*Instructions to follow*
From the listing below, pick out each line with the word "объекта".

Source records
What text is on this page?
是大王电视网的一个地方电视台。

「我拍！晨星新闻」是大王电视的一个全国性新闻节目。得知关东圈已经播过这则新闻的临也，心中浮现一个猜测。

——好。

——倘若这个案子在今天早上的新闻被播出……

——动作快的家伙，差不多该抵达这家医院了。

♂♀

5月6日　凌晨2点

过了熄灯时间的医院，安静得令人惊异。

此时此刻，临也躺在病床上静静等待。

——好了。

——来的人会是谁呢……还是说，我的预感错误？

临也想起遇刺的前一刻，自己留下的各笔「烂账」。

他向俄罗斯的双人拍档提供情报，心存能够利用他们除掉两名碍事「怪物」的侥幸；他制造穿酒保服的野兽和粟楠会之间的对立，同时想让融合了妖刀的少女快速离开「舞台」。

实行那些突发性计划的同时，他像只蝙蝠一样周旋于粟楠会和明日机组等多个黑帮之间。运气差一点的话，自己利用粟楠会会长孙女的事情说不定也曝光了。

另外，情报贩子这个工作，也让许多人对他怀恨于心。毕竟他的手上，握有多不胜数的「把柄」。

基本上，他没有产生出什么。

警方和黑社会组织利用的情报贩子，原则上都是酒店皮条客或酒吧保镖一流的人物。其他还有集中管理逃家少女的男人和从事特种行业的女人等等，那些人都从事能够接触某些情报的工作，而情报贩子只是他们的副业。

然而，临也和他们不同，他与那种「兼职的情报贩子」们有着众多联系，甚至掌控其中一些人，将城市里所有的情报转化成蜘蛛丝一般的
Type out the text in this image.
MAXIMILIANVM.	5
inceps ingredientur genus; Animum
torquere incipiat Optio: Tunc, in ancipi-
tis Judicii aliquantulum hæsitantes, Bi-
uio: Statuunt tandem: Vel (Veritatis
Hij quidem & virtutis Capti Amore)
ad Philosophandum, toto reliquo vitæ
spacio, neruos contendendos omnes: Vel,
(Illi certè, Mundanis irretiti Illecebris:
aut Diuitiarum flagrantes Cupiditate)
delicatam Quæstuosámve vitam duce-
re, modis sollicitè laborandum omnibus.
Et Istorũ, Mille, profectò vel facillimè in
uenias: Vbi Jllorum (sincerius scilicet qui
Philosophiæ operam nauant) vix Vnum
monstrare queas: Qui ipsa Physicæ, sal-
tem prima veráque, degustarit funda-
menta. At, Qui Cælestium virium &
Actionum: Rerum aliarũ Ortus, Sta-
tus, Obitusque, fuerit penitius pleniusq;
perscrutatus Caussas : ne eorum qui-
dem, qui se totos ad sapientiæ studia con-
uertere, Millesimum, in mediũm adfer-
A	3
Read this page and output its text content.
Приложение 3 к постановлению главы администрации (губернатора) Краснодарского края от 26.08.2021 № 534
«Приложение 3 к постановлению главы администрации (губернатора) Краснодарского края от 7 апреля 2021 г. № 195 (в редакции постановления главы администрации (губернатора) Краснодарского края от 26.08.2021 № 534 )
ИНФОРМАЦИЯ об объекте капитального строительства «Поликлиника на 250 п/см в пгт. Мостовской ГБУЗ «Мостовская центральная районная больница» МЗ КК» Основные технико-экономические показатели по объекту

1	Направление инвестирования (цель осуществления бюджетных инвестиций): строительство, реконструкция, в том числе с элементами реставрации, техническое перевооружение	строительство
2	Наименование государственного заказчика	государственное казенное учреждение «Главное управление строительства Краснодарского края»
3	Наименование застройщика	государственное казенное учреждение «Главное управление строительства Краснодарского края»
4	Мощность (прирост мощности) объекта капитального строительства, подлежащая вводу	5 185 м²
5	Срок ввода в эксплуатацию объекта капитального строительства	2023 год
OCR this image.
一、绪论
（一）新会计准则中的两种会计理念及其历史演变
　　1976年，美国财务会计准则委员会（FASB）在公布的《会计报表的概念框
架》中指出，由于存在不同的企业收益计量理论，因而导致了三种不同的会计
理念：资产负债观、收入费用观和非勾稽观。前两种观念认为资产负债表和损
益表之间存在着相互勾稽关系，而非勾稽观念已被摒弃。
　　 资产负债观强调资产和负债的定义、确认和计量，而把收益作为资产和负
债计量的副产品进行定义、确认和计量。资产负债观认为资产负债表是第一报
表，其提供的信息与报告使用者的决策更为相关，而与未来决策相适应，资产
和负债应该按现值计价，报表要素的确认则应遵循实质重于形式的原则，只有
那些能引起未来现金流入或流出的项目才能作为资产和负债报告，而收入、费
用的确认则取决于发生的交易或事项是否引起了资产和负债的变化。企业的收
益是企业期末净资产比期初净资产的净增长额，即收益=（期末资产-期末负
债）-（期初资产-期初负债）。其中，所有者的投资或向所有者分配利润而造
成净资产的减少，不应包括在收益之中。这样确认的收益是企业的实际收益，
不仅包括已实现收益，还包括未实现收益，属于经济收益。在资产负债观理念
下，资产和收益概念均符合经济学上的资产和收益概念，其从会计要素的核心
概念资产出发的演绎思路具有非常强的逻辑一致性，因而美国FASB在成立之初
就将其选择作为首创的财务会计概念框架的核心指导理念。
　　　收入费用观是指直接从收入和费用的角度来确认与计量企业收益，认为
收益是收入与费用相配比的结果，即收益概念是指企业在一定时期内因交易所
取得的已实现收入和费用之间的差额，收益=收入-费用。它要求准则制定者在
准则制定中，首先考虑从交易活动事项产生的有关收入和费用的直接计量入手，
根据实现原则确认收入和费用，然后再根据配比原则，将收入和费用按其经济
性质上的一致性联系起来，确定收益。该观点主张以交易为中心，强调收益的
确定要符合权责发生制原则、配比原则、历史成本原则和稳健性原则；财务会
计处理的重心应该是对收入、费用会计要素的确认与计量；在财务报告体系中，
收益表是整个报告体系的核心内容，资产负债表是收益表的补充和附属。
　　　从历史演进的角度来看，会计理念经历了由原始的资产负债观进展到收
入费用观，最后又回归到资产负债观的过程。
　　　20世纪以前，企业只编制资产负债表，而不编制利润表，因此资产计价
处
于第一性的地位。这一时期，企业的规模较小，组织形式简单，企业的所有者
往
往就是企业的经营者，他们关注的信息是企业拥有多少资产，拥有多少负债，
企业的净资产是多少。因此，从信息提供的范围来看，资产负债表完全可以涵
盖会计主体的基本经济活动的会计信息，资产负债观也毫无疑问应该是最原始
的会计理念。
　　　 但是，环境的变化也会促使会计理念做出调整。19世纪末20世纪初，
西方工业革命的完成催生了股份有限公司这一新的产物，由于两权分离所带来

*Result of this task*
4	Мощность (прирост мощности) объекта капитального строительства, подлежащая вводу	5 185 м²
5	Срок ввода в эксплуатацию объекта капитального строительства	2023 год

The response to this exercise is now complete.